__Required work__:
From the entries below, gather each line containing the word "государственной".

__Excerpted data__:
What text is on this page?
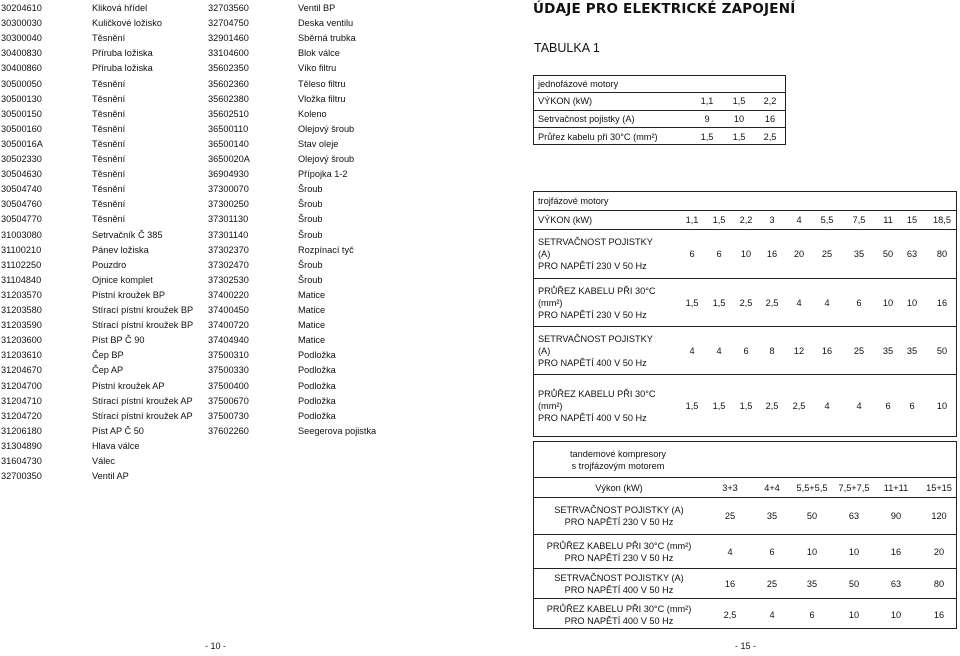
30204610	Kliková hřídel	32703560	Ventil BP
30300030	Kuličkové ložisko	32704750	Deska ventilu
30300040	Těsnění	32901460	Sběrná trubka
30400830	Příruba ložiska	33104600	Blok válce
30400860	Příruba ložiska	35602350	Víko filtru
30500050	Těsnění	35602360	Těleso filtru
30500130	Těsnění	35602380	Vložka filtru
30500150	Těsnění	35602510	Koleno
30500160	Těsnění	36500110	Olejový šroub
3050016A	Těsnění	36500140	Stav oleje
30502330	Těsnění	3650020A	Olejový šroub
30504630	Těsnění	36904930	Přípojka 1-2
30504740	Těsnění	37300070	Šroub
30504760	Těsnění	37300250	Šroub
30504770	Těsnění	37301130	Šroub
31003080	Setrvačník Č 385	37301140	Šroub
31100210	Pánev ložiska	37302370	Rozpínací tyč
31102250	Pouzdro	37302470	Šroub
31104840	Ojnice komplet	37302530	Šroub
31203570	Pístní kroužek BP	37400220	Matice
31203580	Stírací pístní kroužek BP 37400450	Matice
31203590	Stírací pístní kroužek BP 37400720	Matice
31203600	Píst BP Č 90	37404940	Matice
31203610	Čep BP	37500310	Podložka
31204670	Čep AP	37500330	Podložka
31204700	Pístní kroužek AP	37500400	Podložka
31204710	Stírací pístní kroužek AP 37500670	Podložka
31204720	Stírací pístní kroužek AP 37500730	Podložka
31206180	Píst AP Č 50	37602260	Seegerova pojistka
31304890	Hlava válce
31604730	Válec
32700350	Ventil AP
- 10 -
ÚDAJE PRO ELEKTRICKÉ ZAPOJENÍ
TABULKA 1
jednofázové motory
VÝKON (kW)	1,1	1,5	2,2
Setrvačnost pojistky (A)	9	10	16
Průřez kabelu při 30°C (mm²)	1,5	1,5	2,5
trojfázové motory
VÝKON (kW)	1,1	1,5	2,2	3	4	5,5	7,5	11	15	18,5
SETRVAČNOST POJISTKY
(A)
PRO NAPĚTÍ 230 V 50 Hz
6	6	10	16	20	25	35	50	63	80
PRŮŘEZ KABELU PŘI 30°C
(mm²)
PRO NAPĚTÍ 230 V 50 Hz
1,5	1,5	2,5	2,5	4	4	6	10	10	16
SETRVAČNOST POJISTKY
(A)
PRO NAPĚTÍ 400 V 50 Hz
4	4	6	8	12	16	25	35	35	50
PRŮŘEZ KABELU PŘI 30°C
(mm²)
PRO NAPĚTÍ 400 V 50 Hz
1,5	1,5	1,5	2,5	2,5	4	4	6	6	10
tandemové kompresory
s trojfázovým motorem
Výkon (kW)	3+3	4+4	5,5+5,5	7,5+7,5	11+11	15+15
SETRVAČNOST POJISTKY (A)
PRO NAPĚTÍ 230 V 50 Hz
25	35	50	63	90	120
PRŮŘEZ KABELU PŘI 30°C (mm²)
PRO NAPĚTÍ 230 V 50 Hz
4	6	10	10	16	20
SETRVAČNOST POJISTKY (A)
PRO NAPĚTÍ 400 V 50 Hz
16	25	35	50	63	80
PRŮŘEZ KABELU PŘI 30°C (mm²)
PRO NAPĚTÍ 400 V 50 Hz
2,5	4	6	10	10	16
- 15 -
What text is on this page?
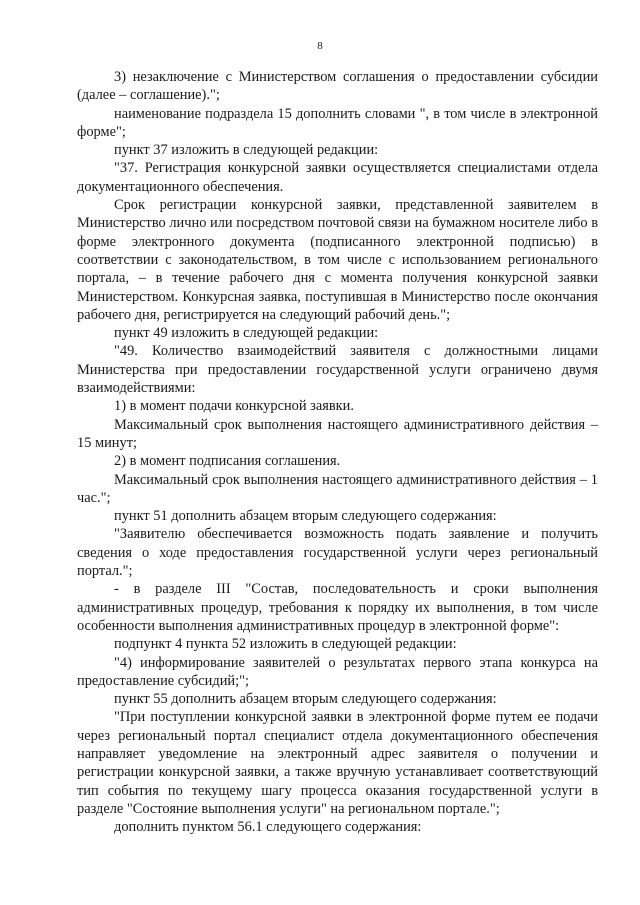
8

3) незаключение с Министерством соглашения о предоставлении субсидии (далее – соглашение).";

наименование подраздела 15 дополнить словами ", в том числе в электронной форме";

пункт 37 изложить в следующей редакции:

"37. Регистрация конкурсной заявки осуществляется специалистами отдела документационного обеспечения.

Срок регистрации конкурсной заявки, представленной заявителем в Министерство лично или посредством почтовой связи на бумажном носителе либо в форме электронного документа (подписанного электронной подписью) в соответствии с законодательством, в том числе с использованием регионального портала, – в течение рабочего дня с момента получения конкурсной заявки Министерством. Конкурсная заявка, поступившая в Министерство после окончания рабочего дня, регистрируется на следующий рабочий день.";

пункт 49 изложить в следующей редакции:

"49. Количество взаимодействий заявителя с должностными лицами Министерства при предоставлении государственной услуги ограничено двумя взаимодействиями:

1) в момент подачи конкурсной заявки.

Максимальный срок выполнения настоящего административного действия – 15 минут;

2) в момент подписания соглашения.

Максимальный срок выполнения настоящего административного действия – 1 час.";

пункт 51 дополнить абзацем вторым следующего содержания:

"Заявителю обеспечивается возможность подать заявление и получить сведения о ходе предоставления государственной услуги через региональный портал.";

- в разделе III "Состав, последовательность и сроки выполнения административных процедур, требования к порядку их выполнения, в том числе особенности выполнения административных процедур в электронной форме":

подпункт 4 пункта 52 изложить в следующей редакции:

"4) информирование заявителей о результатах первого этапа конкурса на предоставление субсидий;";

пункт 55 дополнить абзацем вторым следующего содержания:

"При поступлении конкурсной заявки в электронной форме путем ее подачи через региональный портал специалист отдела документационного обеспечения направляет уведомление на электронный адрес заявителя о получении и регистрации конкурсной заявки, а также вручную устанавливает соответствующий тип события по текущему шагу процесса оказания государственной услуги в разделе "Состояние выполнения услуги" на региональном портале.";

дополнить пунктом 56.1 следующего содержания:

__Result__:
"49. Количество взаимодействий заявителя с должностными лицами Министерства при предоставлении государственной услуги ограничено двумя взаимодействиями:
"Заявителю обеспечивается возможность подать заявление и получить сведения о ходе предоставления государственной услуги через региональный портал.";
"При поступлении конкурсной заявки в электронной форме путем ее подачи через региональный портал специалист отдела документационного обеспечения направляет уведомление на электронный адрес заявителя о получении и регистрации конкурсной заявки, а также вручную устанавливает соответствующий тип события по текущему шагу процесса оказания государственной услуги в разделе "Состояние выполнения услуги" на региональном портале.";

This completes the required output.